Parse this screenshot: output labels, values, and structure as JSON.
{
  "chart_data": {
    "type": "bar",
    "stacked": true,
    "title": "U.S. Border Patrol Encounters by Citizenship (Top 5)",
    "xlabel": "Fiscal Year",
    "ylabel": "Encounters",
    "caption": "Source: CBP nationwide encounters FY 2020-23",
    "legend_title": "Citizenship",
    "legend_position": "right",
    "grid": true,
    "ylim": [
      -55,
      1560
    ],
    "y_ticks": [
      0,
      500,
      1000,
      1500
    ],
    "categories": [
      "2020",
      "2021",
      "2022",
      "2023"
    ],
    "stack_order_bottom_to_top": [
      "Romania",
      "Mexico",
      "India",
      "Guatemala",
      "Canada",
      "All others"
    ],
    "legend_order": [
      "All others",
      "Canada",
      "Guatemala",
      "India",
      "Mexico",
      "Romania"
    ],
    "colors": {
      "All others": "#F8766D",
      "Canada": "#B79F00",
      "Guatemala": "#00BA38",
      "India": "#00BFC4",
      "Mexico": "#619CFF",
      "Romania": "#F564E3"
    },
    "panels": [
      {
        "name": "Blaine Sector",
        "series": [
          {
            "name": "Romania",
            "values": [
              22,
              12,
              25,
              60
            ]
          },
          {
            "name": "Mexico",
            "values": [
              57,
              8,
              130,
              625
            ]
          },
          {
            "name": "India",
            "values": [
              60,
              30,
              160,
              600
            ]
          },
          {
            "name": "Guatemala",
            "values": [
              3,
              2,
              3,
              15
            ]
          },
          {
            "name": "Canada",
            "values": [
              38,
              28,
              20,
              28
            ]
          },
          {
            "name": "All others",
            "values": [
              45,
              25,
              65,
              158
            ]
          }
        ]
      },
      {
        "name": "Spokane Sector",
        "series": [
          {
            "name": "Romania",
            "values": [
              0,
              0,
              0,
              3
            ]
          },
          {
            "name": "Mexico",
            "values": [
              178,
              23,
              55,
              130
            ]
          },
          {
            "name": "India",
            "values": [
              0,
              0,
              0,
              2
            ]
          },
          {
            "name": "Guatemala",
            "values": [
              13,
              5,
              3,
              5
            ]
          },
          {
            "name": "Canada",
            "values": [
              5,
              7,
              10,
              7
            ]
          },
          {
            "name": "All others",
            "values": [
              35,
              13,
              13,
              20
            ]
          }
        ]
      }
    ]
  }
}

* * * * * * *

### Objective
Pick out and copy every line that contains the word "Sector".

### Written answer
        "name": "Blaine Sector",
        "name": "Spokane Sector",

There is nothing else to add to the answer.